[Collected data entries]
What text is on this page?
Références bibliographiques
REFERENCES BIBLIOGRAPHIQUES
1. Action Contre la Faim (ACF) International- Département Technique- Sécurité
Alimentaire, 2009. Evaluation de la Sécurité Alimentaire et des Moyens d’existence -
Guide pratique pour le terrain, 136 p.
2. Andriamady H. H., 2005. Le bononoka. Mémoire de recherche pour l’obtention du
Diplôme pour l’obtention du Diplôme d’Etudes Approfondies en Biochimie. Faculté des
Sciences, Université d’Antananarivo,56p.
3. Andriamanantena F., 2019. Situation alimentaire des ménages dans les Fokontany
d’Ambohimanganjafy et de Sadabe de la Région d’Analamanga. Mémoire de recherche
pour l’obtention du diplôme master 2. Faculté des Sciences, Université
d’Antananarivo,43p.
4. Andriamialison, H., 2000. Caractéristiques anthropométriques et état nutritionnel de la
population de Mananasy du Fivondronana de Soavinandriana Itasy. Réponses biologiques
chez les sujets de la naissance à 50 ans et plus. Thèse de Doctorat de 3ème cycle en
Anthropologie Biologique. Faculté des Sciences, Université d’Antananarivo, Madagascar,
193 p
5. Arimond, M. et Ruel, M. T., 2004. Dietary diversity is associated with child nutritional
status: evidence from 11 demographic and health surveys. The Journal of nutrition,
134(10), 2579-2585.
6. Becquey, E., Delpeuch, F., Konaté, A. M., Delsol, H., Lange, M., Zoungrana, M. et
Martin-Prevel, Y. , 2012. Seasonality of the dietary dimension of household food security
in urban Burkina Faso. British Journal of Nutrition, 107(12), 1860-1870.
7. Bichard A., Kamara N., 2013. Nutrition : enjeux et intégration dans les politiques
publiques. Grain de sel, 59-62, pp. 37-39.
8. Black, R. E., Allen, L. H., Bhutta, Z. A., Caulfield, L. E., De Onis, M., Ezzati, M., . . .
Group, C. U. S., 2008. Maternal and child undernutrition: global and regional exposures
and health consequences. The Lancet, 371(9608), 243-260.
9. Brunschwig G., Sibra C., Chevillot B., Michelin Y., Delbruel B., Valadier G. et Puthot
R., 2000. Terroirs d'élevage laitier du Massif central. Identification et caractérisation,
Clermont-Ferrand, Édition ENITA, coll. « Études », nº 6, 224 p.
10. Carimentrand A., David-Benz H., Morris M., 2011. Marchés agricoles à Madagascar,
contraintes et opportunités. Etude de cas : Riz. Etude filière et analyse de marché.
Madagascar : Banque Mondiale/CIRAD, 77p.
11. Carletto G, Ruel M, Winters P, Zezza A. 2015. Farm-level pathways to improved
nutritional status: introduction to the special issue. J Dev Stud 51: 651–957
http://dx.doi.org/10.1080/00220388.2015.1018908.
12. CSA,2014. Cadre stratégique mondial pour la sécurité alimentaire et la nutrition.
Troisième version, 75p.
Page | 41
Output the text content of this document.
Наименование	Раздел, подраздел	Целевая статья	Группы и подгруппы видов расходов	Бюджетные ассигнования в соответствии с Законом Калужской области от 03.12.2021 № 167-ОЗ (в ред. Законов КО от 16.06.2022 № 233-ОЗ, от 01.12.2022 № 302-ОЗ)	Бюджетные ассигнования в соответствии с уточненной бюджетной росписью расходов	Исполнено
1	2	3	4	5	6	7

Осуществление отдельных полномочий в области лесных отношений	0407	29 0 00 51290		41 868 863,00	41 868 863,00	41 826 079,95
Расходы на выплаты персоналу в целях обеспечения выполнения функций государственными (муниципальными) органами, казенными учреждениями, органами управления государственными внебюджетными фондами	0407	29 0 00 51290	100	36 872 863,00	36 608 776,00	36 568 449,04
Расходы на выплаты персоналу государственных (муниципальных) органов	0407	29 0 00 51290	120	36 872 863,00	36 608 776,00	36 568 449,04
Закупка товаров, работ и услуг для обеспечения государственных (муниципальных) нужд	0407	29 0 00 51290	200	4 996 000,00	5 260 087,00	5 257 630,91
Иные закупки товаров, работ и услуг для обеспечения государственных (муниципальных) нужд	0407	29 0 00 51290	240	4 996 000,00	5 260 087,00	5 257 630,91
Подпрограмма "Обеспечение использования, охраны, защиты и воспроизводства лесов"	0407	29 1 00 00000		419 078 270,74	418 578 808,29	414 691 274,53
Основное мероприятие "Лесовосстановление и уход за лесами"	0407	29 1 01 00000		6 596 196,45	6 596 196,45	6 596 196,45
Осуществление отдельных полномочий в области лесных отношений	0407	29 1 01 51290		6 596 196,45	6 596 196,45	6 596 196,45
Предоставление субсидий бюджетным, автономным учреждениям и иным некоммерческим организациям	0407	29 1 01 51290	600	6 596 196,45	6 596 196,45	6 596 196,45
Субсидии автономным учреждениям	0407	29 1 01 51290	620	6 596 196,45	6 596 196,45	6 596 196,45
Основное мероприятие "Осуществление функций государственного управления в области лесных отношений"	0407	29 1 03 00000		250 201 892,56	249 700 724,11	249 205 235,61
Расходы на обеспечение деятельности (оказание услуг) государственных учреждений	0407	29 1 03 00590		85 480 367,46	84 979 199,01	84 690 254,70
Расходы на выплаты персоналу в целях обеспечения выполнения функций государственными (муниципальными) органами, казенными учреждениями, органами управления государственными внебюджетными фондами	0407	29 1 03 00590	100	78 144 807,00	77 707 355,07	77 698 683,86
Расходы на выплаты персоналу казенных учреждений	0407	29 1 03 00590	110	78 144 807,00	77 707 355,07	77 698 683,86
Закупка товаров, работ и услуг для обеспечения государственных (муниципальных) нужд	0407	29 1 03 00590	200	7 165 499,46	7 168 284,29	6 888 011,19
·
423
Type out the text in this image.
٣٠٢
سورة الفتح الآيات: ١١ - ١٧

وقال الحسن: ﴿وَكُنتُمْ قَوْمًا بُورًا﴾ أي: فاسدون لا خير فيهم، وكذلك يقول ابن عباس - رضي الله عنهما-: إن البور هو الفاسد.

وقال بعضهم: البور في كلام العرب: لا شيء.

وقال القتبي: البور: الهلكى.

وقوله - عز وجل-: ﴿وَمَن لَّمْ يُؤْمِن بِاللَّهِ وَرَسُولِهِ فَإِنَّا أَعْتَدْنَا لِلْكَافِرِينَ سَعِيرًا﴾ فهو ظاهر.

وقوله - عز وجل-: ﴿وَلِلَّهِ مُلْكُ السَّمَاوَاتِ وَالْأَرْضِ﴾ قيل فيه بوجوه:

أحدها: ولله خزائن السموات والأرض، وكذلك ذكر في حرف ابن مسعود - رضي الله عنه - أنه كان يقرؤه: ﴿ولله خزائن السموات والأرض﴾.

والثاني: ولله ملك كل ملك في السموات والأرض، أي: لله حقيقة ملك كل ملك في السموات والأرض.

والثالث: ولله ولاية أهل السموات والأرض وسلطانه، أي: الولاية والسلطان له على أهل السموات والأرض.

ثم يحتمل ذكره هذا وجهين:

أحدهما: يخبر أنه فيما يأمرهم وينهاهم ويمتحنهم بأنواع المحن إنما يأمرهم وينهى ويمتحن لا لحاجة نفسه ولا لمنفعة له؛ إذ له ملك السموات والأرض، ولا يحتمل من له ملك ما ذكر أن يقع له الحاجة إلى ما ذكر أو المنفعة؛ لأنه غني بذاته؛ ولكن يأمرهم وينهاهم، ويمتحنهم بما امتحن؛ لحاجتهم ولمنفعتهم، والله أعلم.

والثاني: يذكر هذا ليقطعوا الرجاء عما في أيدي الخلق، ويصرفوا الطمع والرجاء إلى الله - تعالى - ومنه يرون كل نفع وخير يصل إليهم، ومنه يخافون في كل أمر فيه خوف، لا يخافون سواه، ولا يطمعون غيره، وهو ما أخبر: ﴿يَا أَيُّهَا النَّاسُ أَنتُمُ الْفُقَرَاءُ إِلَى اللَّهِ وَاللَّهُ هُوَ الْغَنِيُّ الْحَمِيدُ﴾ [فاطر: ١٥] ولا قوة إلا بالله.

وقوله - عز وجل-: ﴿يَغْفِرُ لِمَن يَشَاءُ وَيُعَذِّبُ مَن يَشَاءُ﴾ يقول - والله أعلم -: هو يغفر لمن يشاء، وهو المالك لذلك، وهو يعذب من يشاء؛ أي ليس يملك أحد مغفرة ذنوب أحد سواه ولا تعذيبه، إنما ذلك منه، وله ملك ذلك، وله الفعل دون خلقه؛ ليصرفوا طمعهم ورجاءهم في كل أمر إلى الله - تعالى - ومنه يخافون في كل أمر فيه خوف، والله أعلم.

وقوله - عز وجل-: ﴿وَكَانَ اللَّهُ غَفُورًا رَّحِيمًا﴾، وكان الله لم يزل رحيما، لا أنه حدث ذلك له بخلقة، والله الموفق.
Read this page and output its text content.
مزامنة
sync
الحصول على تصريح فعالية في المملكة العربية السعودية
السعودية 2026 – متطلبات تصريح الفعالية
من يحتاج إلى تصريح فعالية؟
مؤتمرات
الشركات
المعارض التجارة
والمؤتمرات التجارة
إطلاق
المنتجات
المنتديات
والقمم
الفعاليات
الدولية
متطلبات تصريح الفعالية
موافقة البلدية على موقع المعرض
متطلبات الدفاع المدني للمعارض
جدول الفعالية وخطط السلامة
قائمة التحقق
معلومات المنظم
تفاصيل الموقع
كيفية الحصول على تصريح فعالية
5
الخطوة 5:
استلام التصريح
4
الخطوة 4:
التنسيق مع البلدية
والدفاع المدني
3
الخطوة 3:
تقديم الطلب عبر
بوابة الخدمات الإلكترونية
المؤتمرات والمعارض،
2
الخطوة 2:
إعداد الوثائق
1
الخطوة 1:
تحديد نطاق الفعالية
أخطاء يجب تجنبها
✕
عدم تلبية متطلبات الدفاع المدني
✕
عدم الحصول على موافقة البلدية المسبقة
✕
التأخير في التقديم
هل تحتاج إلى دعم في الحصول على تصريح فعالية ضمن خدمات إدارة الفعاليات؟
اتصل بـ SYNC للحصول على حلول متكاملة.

EXERCISE: Go through the material and copy out every line with "Sciences" in it.

OUTPUT BELOW:
Sciences, Université d’Antananarivo,56p.
pour l’obtention du diplôme master 2. Faculté des Sciences, Université
Anthropologie Biologique. Faculté des Sciences, Université d’Antananarivo, Madagascar,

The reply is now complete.